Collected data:
* * * *

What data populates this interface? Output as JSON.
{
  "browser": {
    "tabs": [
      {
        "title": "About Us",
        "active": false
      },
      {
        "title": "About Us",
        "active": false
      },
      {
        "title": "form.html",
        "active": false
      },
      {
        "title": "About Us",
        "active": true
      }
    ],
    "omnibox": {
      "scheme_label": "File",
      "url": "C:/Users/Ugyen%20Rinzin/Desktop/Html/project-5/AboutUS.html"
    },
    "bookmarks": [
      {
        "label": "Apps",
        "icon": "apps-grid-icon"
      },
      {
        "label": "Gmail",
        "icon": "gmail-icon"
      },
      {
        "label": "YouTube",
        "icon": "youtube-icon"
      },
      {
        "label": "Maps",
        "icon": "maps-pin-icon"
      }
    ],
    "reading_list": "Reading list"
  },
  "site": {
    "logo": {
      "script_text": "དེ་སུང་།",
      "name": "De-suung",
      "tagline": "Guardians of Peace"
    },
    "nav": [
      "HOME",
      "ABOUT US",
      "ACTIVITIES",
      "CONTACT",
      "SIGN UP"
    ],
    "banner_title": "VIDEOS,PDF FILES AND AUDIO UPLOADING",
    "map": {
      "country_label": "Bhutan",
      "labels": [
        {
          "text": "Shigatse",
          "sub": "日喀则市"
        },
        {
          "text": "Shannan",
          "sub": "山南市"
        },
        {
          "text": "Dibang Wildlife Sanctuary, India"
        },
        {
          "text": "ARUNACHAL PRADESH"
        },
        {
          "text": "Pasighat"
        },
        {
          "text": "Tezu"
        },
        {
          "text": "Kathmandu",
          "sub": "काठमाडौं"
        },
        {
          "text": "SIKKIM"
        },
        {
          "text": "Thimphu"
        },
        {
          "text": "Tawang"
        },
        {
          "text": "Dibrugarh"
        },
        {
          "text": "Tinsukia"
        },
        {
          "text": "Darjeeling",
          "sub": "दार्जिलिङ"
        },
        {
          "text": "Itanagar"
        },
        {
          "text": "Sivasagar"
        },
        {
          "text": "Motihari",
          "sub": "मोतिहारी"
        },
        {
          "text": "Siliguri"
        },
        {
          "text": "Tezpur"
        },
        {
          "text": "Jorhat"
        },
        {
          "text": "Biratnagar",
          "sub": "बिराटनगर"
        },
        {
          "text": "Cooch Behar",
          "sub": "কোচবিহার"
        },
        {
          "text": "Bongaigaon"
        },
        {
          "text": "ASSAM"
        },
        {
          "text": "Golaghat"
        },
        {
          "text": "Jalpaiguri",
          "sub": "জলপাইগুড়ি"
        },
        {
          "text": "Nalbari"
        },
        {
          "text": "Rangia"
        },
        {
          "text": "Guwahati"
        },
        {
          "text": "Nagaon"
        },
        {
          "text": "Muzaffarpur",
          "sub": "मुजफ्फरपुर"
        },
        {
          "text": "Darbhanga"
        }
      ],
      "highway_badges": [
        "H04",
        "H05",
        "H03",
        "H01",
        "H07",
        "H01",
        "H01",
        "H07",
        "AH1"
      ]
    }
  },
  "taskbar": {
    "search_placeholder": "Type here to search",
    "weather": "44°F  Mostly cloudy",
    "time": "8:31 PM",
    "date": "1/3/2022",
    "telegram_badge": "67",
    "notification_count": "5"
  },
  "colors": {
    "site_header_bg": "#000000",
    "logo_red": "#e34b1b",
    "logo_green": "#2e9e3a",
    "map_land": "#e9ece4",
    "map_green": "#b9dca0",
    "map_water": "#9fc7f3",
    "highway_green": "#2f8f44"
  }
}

* * * *

Problem to work on:
Provide all the records again, word for word.

Problem solution:
What data populates this interface? Output as JSON.
{
  "browser": {
    "tabs": [
      {
        "title": "About Us",
        "active": false
      },
      {
        "title": "About Us",
        "active": false
      },
      {
        "title": "form.html",
        "active": false
      },
      {
        "title": "About Us",
        "active": true
      }
    ],
    "omnibox": {
      "scheme_label": "File",
      "url": "C:/Users/Ugyen%20Rinzin/Desktop/Html/project-5/AboutUS.html"
    },
    "bookmarks": [
      {
        "label": "Apps",
        "icon": "apps-grid-icon"
      },
      {
        "label": "Gmail",
        "icon": "gmail-icon"
      },
      {
        "label": "YouTube",
        "icon": "youtube-icon"
      },
      {
        "label": "Maps",
        "icon": "maps-pin-icon"
      }
    ],
    "reading_list": "Reading list"
  },
  "site": {
    "logo": {
      "script_text": "དེ་སུང་།",
      "name": "De-suung",
      "tagline": "Guardians of Peace"
    },
    "nav": [
      "HOME",
      "ABOUT US",
      "ACTIVITIES",
      "CONTACT",
      "SIGN UP"
    ],
    "banner_title": "VIDEOS,PDF FILES AND AUDIO UPLOADING",
    "map": {
      "country_label": "Bhutan",
      "labels": [
        {
          "text": "Shigatse",
          "sub": "日喀则市"
        },
        {
          "text": "Shannan",
          "sub": "山南市"
        },
        {
          "text": "Dibang Wildlife Sanctuary, India"
        },
        {
          "text": "ARUNACHAL PRADESH"
        },
        {
          "text": "Pasighat"
        },
        {
          "text": "Tezu"
        },
        {
          "text": "Kathmandu",
          "sub": "काठमाडौं"
        },
        {
          "text": "SIKKIM"
        },
        {
          "text": "Thimphu"
        },
        {
          "text": "Tawang"
        },
        {
          "text": "Dibrugarh"
        },
        {
          "text": "Tinsukia"
        },
        {
          "text": "Darjeeling",
          "sub": "दार्जिलिङ"
        },
        {
          "text": "Itanagar"
        },
        {
          "text": "Sivasagar"
        },
        {
          "text": "Motihari",
          "sub": "मोतिहारी"
        },
        {
          "text": "Siliguri"
        },
        {
          "text": "Tezpur"
        },
        {
          "text": "Jorhat"
        },
        {
          "text": "Biratnagar",
          "sub": "बिराटनगर"
        },
        {
          "text": "Cooch Behar",
          "sub": "কোচবিহার"
        },
        {
          "text": "Bongaigaon"
        },
        {
          "text": "ASSAM"
        },
        {
          "text": "Golaghat"
        },
        {
          "text": "Jalpaiguri",
          "sub": "জলপাইগুড়ি"
        },
        {
          "text": "Nalbari"
        },
        {
          "text": "Rangia"
        },
        {
          "text": "Guwahati"
        },
        {
          "text": "Nagaon"
        },
        {
          "text": "Muzaffarpur",
          "sub": "मुजफ्फरपुर"
        },
        {
          "text": "Darbhanga"
        }
      ],
      "highway_badges": [
        "H04",
        "H05",
        "H03",
        "H01",
        "H07",
        "H01",
        "H01",
        "H07",
        "AH1"
      ]
    }
  },
  "taskbar": {
    "search_placeholder": "Type here to search",
    "weather": "44°F  Mostly cloudy",
    "time": "8:31 PM",
    "date": "1/3/2022",
    "telegram_badge": "67",
    "notification_count": "5"
  },
  "colors": {
    "site_header_bg": "#000000",
    "logo_red": "#e34b1b",
    "logo_green": "#2e9e3a",
    "map_land": "#e9ece4",
    "map_green": "#b9dca0",
    "map_water": "#9fc7f3",
    "highway_green": "#2f8f44"
  }
}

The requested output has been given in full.